--- DATA SUPPLIED ---

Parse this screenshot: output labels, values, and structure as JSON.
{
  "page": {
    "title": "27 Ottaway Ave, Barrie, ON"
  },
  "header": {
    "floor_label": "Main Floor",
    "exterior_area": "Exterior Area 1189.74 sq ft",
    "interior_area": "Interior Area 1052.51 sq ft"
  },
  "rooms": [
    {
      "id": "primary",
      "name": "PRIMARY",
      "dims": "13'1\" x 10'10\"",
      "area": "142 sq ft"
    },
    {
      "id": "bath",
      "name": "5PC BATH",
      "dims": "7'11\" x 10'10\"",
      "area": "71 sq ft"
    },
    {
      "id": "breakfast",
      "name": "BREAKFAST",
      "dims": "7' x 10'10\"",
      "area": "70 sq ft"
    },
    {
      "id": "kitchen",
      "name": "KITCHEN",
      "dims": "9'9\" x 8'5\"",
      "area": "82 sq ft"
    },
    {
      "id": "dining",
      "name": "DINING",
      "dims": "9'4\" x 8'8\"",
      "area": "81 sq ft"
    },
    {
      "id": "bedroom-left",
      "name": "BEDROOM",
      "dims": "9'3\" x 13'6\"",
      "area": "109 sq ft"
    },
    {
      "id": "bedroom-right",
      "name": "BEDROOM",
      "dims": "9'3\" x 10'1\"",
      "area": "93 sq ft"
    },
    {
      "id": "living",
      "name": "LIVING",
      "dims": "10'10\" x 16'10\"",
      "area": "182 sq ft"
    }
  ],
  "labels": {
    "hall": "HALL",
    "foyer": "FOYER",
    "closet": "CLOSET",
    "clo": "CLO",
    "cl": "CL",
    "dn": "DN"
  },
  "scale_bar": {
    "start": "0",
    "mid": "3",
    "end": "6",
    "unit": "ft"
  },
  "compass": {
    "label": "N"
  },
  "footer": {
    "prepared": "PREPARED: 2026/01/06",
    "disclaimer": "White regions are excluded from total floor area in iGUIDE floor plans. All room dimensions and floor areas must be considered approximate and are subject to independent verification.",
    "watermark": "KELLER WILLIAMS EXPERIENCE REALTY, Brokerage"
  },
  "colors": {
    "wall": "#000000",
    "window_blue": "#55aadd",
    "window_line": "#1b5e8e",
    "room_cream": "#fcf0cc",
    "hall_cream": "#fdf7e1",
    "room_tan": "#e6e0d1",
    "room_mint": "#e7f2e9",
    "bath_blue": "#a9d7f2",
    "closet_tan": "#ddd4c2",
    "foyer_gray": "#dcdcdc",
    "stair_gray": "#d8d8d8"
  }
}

---

● **EXERCISE**
Tally up the lines holding the word "name" in the data above, and answer with that figure only.

● **ANSWER BELOW**
8